Records for this exercise:
--- begin ---
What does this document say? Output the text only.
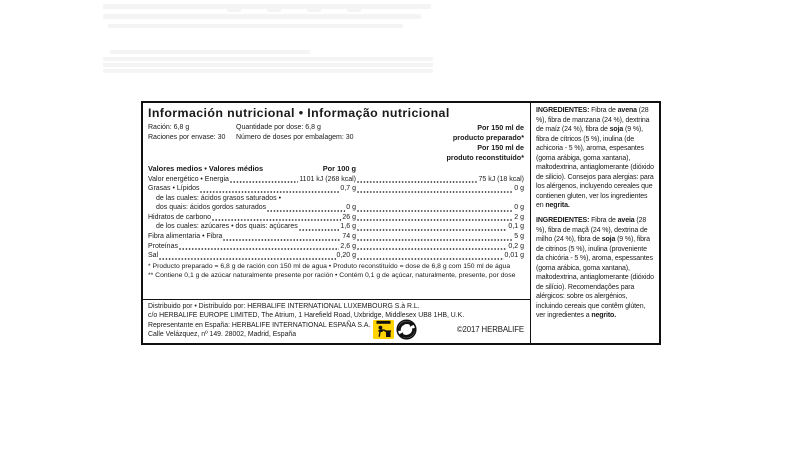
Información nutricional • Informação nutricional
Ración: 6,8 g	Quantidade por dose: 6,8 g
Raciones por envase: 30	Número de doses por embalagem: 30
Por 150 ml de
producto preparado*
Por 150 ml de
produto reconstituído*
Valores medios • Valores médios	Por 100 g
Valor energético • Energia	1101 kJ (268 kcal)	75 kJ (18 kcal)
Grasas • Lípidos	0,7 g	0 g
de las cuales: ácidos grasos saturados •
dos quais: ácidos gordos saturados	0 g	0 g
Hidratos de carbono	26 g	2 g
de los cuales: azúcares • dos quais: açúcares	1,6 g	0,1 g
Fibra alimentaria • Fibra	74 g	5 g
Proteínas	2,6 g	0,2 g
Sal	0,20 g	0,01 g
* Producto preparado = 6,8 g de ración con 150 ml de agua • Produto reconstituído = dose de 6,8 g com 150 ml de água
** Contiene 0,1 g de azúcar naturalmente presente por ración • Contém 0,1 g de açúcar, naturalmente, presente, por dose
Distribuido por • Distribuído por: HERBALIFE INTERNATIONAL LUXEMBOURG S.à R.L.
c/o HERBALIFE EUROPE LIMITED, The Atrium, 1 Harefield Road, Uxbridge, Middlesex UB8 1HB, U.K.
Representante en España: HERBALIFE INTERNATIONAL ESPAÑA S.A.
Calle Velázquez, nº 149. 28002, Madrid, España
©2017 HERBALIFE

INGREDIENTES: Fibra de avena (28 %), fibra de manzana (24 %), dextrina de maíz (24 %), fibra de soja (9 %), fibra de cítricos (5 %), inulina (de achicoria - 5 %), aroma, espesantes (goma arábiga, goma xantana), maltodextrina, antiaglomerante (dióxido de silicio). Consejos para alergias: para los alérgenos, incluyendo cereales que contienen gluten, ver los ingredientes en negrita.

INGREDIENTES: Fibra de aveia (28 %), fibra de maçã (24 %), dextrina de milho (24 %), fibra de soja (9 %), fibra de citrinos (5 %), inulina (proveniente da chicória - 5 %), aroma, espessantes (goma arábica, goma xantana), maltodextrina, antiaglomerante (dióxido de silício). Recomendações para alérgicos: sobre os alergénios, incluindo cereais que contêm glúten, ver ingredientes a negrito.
--- end ---
--- begin ---
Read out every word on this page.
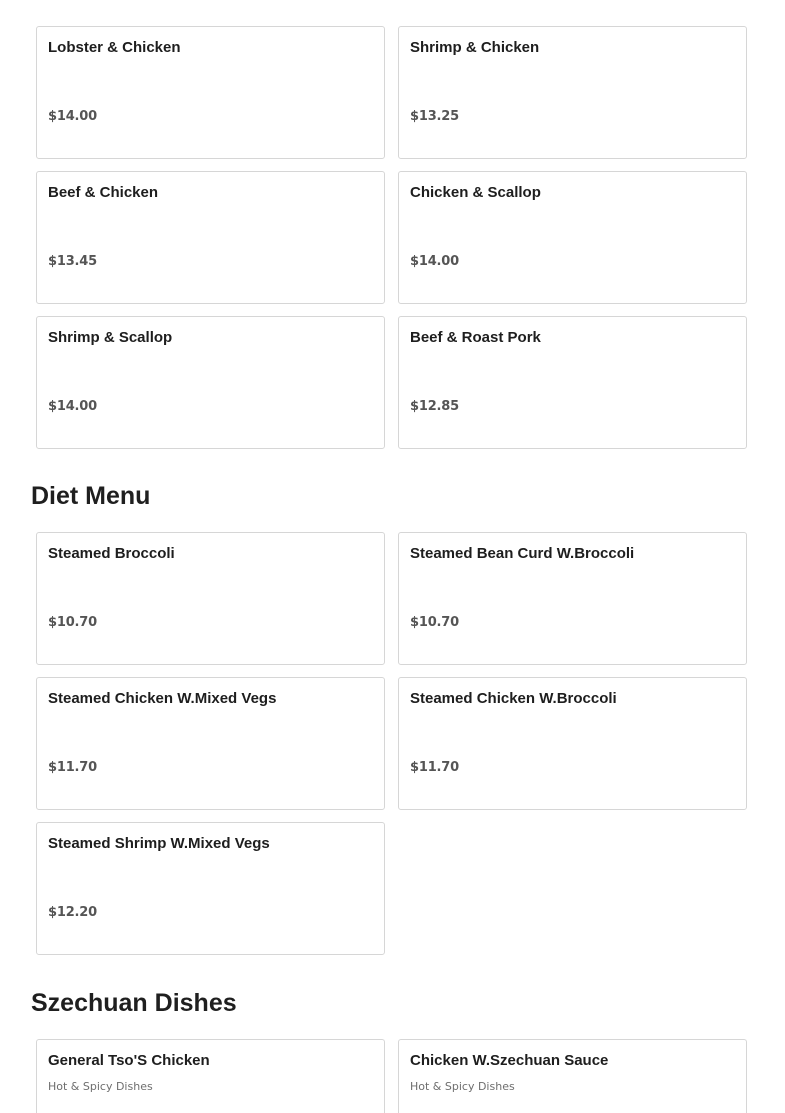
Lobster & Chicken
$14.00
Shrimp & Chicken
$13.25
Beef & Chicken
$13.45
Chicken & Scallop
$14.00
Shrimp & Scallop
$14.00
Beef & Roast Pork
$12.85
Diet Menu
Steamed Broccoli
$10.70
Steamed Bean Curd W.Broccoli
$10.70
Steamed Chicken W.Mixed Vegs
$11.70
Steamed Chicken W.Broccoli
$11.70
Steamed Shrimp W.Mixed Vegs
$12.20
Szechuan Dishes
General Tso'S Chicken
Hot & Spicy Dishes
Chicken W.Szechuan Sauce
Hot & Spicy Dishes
--- end ---
Exercise aim:
Show each line holding the word "quais".

Output for this exercise:
dos quais: ácidos gordos saturados	0 g	0 g
de los cuales: azúcares • dos quais: açúcares	1,6 g	0,1 g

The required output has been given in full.